## START DATASET EXCERPTS

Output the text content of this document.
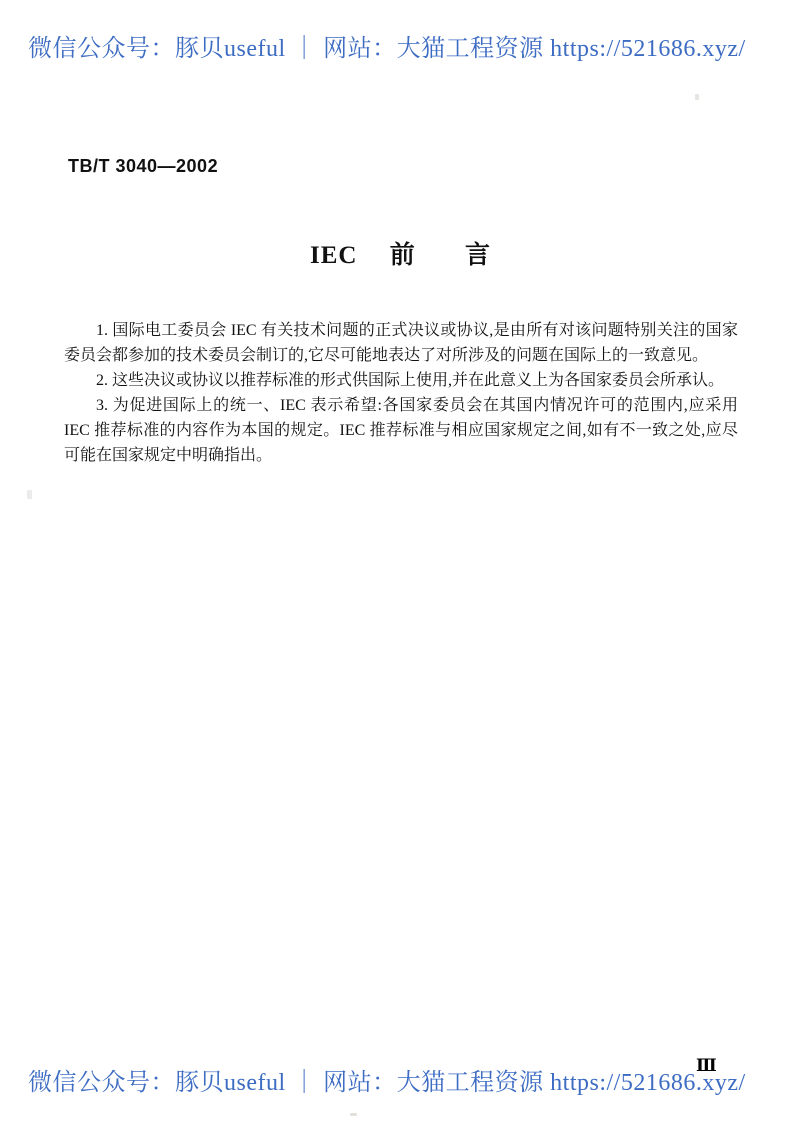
微信公众号：豚贝useful ｜ 网站：大猫工程资源 https://521686.xyz/
TB/T 3040—2002
IEC 前 言

1. 国际电工委员会 IEC 有关技术问题的正式决议或协议,是由所有对该问题特别关注的国家委员会都参加的技术委员会制订的,它尽可能地表达了对所涉及的问题在国际上的一致意见。

2. 这些决议或协议以推荐标准的形式供国际上使用,并在此意义上为各国家委员会所承认。

3. 为促进国际上的统一、IEC 表示希望:各国家委员会在其国内情况许可的范围内,应采用 IEC 推荐标准的内容作为本国的规定。IEC 推荐标准与相应国家规定之间,如有不一致之处,应尽可能在国家规定中明确指出。

Ⅲ
微信公众号：豚贝useful ｜ 网站：大猫工程资源 https://521686.xyz/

## END DATASET EXCERPTS

### WHAT TO DO
Reproduce all of the data exactly, omitting each picture it holds.

### THE RESULT
Output the text content of this document.
微信公众号：豚贝useful ｜ 网站：大猫工程资源 https://521686.xyz/
TB/T 3040—2002
IEC 前 言

1. 国际电工委员会 IEC 有关技术问题的正式决议或协议,是由所有对该问题特别关注的国家委员会都参加的技术委员会制订的,它尽可能地表达了对所涉及的问题在国际上的一致意见。

2. 这些决议或协议以推荐标准的形式供国际上使用,并在此意义上为各国家委员会所承认。

3. 为促进国际上的统一、IEC 表示希望:各国家委员会在其国内情况许可的范围内,应采用 IEC 推荐标准的内容作为本国的规定。IEC 推荐标准与相应国家规定之间,如有不一致之处,应尽可能在国家规定中明确指出。

Ⅲ
微信公众号：豚贝useful ｜ 网站：大猫工程资源 https://521686.xyz/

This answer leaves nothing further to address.